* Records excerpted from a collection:
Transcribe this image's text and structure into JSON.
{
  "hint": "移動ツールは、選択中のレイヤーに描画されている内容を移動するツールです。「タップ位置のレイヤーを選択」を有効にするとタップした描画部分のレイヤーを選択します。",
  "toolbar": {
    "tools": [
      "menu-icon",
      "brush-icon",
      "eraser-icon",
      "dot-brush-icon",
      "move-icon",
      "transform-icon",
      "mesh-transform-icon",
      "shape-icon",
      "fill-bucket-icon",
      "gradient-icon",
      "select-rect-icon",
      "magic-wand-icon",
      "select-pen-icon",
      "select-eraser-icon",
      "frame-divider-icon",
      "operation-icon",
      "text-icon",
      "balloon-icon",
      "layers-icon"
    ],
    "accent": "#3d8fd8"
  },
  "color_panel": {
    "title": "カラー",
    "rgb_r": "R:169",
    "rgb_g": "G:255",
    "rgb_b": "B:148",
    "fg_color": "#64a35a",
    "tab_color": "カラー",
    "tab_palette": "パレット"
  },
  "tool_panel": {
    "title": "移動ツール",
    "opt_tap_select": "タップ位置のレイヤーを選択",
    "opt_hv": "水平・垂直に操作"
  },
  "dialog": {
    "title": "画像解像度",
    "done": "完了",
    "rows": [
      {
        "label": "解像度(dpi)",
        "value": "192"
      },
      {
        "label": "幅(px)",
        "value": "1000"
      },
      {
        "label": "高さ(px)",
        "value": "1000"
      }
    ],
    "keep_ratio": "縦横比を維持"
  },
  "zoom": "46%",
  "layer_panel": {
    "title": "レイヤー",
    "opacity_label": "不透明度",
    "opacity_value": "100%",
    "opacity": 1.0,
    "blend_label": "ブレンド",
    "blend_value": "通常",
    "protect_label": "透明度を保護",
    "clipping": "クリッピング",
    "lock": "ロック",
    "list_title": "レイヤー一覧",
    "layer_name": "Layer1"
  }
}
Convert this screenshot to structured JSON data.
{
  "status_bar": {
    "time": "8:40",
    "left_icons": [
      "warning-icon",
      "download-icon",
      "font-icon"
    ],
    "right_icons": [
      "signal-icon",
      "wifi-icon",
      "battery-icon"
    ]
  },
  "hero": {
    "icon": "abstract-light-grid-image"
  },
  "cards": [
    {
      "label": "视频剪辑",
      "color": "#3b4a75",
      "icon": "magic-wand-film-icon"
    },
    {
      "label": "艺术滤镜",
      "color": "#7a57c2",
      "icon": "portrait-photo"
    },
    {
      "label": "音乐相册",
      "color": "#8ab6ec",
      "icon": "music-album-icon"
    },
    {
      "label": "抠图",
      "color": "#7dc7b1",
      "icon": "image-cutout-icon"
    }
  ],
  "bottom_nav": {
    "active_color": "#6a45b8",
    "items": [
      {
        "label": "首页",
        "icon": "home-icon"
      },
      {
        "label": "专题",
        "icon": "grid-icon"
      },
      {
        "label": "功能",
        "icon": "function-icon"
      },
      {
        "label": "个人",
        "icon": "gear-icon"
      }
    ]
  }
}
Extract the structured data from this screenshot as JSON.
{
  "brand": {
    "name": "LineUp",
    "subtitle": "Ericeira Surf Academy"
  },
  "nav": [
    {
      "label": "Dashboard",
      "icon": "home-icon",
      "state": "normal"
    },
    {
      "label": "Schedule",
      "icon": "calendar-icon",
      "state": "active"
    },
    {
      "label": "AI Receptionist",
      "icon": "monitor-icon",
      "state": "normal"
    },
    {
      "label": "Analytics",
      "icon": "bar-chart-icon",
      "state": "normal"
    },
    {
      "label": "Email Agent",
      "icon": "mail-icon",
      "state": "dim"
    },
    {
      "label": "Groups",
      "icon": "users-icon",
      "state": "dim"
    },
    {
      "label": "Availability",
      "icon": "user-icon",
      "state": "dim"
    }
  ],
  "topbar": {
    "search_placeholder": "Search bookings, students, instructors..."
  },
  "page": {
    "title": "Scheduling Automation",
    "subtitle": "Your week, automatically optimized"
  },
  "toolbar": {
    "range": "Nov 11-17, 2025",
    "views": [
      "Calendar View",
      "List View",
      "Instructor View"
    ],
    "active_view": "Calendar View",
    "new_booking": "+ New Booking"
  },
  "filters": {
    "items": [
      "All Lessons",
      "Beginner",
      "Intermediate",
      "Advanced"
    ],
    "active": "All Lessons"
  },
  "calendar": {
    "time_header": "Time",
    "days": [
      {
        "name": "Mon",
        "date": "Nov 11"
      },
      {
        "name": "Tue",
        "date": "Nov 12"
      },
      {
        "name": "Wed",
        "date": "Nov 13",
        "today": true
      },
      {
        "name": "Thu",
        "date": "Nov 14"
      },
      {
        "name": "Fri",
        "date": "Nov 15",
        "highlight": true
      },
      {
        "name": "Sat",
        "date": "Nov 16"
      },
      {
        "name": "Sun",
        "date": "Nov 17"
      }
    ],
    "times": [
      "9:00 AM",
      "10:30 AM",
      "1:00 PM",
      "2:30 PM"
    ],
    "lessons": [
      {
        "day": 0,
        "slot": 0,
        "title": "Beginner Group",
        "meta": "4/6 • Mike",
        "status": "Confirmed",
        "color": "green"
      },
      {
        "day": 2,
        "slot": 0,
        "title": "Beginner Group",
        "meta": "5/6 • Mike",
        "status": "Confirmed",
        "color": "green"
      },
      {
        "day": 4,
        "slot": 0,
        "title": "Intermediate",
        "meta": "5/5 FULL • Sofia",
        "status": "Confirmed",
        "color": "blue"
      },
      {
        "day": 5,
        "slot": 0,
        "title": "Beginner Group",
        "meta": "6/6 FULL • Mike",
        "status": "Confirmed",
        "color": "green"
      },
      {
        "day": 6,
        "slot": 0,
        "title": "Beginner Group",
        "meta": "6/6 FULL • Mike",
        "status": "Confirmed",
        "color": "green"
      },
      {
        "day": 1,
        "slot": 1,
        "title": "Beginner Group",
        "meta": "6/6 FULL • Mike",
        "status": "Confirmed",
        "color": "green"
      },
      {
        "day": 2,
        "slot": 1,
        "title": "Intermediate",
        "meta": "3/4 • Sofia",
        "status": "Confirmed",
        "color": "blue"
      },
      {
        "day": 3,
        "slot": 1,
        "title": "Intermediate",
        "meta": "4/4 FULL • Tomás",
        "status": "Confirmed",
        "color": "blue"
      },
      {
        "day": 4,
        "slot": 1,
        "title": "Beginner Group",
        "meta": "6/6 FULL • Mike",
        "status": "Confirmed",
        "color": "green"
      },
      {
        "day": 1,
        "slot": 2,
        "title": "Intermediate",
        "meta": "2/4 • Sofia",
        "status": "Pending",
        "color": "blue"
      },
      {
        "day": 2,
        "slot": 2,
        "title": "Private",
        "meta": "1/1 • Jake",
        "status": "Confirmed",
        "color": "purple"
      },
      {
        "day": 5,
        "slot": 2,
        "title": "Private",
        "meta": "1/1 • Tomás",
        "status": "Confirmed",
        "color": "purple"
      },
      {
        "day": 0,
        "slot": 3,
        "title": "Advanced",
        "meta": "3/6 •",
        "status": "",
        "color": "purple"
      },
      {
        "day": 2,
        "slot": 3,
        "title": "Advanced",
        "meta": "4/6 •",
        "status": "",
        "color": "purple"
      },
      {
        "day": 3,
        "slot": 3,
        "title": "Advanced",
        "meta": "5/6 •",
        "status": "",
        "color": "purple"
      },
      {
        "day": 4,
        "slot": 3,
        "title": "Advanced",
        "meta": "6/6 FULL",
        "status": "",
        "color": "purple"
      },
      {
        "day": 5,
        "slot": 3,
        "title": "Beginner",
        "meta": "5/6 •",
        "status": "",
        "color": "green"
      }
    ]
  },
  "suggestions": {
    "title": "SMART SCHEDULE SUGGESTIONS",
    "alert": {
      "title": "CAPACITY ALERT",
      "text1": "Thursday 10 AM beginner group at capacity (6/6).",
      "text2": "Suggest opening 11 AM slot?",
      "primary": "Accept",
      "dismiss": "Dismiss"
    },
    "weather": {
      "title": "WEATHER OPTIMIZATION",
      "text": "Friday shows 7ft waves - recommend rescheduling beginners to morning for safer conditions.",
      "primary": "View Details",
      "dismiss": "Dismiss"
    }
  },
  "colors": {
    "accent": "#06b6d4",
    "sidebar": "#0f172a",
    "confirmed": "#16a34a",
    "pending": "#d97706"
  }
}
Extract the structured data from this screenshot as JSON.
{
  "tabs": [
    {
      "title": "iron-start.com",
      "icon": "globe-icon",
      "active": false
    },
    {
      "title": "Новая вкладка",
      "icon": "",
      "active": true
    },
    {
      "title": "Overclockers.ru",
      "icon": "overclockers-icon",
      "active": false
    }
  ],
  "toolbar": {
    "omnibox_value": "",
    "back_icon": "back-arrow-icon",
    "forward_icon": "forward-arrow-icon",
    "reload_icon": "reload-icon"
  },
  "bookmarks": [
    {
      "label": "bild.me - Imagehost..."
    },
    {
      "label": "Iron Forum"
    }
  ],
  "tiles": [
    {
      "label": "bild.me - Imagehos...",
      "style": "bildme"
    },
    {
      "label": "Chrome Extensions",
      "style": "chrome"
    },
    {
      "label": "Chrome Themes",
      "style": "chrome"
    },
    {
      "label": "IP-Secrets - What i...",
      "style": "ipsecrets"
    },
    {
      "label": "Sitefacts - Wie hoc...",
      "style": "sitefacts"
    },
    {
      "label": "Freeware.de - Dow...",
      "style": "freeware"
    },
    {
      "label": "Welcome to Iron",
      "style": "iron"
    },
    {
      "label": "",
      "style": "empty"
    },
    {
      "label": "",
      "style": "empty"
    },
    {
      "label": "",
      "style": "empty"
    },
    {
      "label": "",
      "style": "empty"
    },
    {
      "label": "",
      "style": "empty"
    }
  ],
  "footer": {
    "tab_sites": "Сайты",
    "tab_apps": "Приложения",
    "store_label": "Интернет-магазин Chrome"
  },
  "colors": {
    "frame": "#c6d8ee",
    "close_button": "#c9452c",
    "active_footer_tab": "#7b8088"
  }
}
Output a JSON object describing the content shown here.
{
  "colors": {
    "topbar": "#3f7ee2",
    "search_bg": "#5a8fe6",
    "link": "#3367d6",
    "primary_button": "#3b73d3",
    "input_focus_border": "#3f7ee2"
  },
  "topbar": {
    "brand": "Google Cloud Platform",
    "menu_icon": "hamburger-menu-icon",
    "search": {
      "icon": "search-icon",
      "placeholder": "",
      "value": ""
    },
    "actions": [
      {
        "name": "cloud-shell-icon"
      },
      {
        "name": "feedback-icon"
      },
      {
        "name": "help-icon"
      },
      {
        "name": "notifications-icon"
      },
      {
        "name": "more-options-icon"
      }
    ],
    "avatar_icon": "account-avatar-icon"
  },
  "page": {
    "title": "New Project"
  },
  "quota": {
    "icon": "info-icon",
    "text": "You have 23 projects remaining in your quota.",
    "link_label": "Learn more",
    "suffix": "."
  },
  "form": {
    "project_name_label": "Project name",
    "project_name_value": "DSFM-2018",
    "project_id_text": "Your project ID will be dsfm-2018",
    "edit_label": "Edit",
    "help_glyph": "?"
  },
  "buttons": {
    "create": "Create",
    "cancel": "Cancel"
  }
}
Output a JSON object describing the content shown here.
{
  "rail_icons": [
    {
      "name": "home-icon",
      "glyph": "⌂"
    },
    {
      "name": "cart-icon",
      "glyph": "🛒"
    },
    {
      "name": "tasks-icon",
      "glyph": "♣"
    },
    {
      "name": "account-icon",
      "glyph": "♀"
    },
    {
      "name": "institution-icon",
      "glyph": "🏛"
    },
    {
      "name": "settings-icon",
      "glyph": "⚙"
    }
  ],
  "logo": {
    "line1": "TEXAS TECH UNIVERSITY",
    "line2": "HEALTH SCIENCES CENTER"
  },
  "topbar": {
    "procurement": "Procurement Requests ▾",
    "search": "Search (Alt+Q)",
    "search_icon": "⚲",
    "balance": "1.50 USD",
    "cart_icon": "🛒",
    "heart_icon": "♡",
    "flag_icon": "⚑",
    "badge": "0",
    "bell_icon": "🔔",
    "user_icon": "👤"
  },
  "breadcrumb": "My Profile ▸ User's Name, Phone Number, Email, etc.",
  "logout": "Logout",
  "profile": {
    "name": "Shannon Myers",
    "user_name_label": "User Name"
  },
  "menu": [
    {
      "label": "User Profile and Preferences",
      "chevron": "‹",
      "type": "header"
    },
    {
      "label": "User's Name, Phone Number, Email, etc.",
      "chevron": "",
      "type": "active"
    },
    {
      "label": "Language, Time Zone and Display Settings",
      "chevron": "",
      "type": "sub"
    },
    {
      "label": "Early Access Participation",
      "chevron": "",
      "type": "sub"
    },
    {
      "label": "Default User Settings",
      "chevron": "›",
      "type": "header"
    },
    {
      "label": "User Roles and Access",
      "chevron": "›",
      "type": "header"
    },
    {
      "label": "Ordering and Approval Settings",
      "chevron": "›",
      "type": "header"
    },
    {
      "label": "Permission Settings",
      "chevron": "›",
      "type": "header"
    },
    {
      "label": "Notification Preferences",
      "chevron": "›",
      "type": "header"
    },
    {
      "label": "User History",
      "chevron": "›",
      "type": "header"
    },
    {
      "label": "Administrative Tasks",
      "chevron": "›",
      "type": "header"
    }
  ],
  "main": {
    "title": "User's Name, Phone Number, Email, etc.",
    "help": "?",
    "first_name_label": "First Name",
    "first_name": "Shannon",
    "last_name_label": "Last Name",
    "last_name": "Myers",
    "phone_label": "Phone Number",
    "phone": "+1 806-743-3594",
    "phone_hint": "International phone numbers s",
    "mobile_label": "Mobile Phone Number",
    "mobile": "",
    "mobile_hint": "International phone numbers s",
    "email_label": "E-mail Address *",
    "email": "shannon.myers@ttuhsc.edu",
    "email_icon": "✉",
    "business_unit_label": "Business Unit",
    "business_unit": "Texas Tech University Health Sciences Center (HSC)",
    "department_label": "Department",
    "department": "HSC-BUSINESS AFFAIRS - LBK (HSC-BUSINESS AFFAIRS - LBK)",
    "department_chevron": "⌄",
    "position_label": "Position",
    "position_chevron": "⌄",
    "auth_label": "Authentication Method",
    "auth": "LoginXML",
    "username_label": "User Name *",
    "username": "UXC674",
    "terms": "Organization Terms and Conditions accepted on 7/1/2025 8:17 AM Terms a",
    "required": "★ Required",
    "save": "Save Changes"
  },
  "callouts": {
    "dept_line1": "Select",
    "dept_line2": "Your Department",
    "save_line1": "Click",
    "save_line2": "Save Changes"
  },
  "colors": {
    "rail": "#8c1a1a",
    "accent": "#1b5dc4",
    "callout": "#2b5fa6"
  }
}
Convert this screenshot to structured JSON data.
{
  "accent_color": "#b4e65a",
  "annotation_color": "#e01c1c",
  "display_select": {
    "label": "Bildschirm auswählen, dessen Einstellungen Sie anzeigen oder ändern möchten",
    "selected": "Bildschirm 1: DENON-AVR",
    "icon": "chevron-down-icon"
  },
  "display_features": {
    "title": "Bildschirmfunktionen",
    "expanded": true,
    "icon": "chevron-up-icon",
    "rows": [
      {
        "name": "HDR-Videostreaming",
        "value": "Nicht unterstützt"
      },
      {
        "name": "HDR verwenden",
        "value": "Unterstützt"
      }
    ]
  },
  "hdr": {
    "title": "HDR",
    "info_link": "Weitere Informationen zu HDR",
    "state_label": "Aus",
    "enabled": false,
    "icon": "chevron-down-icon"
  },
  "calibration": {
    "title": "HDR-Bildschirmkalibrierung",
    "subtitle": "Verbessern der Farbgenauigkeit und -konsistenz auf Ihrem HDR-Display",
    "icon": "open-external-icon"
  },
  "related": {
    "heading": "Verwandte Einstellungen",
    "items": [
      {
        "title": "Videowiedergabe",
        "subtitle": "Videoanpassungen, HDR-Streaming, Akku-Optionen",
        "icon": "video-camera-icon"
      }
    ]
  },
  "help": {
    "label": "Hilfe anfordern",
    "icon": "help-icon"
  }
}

* What to do: Find every line in the records above that holds the word "Preferences", and copy each one.

* Response below:
      "label": "User Profile and Preferences",
      "label": "Notification Preferences",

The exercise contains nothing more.